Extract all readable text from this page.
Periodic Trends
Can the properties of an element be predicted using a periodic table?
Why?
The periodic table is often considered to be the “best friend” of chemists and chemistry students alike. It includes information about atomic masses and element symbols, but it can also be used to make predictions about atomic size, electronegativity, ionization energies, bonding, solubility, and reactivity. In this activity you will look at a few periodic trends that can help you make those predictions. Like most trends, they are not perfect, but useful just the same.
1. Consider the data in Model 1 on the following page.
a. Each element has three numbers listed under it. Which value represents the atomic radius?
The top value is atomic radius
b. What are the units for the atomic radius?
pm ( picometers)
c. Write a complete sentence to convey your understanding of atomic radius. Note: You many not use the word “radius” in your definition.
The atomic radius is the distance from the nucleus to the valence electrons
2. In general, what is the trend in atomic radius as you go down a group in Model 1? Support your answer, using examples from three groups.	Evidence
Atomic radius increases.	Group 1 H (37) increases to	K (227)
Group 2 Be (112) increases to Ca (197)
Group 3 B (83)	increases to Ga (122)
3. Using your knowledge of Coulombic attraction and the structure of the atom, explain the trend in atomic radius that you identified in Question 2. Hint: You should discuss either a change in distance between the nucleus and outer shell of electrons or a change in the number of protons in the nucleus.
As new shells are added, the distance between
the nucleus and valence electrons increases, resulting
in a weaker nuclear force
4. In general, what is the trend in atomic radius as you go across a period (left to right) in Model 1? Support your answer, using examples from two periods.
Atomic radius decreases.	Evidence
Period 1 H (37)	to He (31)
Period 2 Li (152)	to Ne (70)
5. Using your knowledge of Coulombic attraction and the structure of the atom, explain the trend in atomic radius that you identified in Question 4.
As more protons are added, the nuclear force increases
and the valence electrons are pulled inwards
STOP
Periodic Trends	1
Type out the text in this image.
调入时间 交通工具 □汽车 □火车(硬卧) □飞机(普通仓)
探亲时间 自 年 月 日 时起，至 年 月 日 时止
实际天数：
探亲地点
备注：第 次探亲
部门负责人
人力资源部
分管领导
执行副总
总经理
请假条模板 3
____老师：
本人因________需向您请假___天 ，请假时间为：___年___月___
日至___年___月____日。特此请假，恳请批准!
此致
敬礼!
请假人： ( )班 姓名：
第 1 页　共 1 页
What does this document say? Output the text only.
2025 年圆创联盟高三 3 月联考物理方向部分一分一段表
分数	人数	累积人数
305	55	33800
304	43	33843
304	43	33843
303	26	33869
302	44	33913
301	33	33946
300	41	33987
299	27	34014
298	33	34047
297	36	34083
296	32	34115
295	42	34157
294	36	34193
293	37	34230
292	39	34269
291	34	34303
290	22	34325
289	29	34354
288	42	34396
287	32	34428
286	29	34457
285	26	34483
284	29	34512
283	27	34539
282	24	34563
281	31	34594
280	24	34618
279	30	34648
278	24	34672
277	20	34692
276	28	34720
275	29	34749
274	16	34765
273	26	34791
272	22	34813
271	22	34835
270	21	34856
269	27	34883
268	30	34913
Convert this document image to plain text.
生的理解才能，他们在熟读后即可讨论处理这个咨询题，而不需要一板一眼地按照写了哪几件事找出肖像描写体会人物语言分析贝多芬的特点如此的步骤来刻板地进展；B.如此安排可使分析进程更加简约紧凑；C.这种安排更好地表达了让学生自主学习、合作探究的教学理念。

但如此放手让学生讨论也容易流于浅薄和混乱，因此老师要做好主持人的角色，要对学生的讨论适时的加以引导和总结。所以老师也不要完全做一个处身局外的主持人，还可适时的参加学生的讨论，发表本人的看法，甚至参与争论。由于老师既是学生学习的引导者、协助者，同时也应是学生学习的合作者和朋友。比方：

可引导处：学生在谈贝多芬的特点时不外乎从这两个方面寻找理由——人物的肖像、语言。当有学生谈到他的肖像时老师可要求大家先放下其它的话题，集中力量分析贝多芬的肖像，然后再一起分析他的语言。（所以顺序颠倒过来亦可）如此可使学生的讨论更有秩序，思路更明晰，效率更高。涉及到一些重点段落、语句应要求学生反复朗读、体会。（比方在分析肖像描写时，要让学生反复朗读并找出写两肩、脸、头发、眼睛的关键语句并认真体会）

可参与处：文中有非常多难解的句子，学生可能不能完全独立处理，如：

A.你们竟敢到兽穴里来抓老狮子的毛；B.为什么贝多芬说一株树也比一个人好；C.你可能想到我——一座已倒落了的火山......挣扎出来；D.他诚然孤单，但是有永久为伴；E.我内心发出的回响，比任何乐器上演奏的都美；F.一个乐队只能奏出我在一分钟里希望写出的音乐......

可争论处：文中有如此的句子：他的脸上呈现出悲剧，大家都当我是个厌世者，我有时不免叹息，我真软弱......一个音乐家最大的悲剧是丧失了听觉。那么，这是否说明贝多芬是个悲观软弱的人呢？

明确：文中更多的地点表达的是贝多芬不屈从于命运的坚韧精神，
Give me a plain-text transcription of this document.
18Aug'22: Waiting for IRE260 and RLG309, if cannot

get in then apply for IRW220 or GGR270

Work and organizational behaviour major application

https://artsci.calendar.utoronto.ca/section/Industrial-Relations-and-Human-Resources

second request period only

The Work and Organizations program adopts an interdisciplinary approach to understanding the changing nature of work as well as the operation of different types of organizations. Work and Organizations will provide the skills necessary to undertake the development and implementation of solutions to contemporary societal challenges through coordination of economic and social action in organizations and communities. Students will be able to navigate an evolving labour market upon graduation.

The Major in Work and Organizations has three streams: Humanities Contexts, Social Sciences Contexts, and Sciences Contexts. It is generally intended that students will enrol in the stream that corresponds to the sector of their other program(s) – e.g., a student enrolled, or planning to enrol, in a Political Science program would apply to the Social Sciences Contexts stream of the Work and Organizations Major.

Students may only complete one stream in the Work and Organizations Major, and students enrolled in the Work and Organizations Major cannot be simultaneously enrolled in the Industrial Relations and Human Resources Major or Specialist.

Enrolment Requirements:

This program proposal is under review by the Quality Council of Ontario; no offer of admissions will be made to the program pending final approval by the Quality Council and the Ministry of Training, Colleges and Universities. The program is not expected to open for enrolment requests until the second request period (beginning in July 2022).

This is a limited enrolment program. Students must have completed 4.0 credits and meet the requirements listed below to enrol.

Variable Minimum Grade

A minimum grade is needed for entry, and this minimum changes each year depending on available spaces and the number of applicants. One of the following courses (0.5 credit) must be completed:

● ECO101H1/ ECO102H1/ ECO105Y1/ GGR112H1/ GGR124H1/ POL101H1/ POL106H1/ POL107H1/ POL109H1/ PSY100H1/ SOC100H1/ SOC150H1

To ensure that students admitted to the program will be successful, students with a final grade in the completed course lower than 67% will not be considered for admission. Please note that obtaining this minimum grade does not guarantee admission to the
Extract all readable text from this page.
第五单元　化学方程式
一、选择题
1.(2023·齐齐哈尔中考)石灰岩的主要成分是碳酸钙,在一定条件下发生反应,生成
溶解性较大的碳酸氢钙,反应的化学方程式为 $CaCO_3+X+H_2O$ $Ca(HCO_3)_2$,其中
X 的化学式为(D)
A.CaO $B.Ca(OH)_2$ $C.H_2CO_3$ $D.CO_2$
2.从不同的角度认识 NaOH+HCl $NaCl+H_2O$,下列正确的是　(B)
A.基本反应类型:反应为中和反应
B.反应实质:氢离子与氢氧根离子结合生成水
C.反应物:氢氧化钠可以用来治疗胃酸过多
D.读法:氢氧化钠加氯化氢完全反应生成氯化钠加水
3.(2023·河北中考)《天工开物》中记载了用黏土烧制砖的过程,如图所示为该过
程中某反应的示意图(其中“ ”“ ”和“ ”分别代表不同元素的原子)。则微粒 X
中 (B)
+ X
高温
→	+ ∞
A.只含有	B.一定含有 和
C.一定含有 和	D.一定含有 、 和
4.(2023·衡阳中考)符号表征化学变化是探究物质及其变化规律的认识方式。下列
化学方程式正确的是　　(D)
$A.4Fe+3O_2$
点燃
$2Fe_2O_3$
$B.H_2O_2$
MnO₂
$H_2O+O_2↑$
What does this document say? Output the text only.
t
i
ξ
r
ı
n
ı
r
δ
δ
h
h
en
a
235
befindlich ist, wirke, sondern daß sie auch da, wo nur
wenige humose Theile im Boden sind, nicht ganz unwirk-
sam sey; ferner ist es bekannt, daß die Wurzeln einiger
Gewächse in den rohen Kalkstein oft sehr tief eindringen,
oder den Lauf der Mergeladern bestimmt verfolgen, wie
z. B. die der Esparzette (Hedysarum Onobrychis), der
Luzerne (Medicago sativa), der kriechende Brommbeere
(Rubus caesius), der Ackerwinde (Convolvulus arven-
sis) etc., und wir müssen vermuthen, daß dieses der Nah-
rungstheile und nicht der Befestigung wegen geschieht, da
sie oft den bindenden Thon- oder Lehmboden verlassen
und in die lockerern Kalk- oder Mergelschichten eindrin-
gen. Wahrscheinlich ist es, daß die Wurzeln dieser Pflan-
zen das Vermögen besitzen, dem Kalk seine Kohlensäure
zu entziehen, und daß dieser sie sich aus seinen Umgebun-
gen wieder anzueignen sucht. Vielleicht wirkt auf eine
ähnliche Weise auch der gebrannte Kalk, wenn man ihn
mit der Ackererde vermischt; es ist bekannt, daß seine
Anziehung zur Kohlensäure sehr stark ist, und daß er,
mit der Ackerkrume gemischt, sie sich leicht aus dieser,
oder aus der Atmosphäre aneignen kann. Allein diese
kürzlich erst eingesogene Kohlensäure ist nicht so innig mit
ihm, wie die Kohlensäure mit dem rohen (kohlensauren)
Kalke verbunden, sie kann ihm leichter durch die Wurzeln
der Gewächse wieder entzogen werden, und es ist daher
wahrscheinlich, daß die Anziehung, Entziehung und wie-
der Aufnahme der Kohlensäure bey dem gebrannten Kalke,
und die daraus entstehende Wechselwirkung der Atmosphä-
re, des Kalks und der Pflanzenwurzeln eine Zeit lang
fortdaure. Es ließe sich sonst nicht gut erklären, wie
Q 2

WHAT THE EXERCISE ASKS – Your answer should be a single number: the count of lines that contain "stream".

WORKED SOLUTION – 2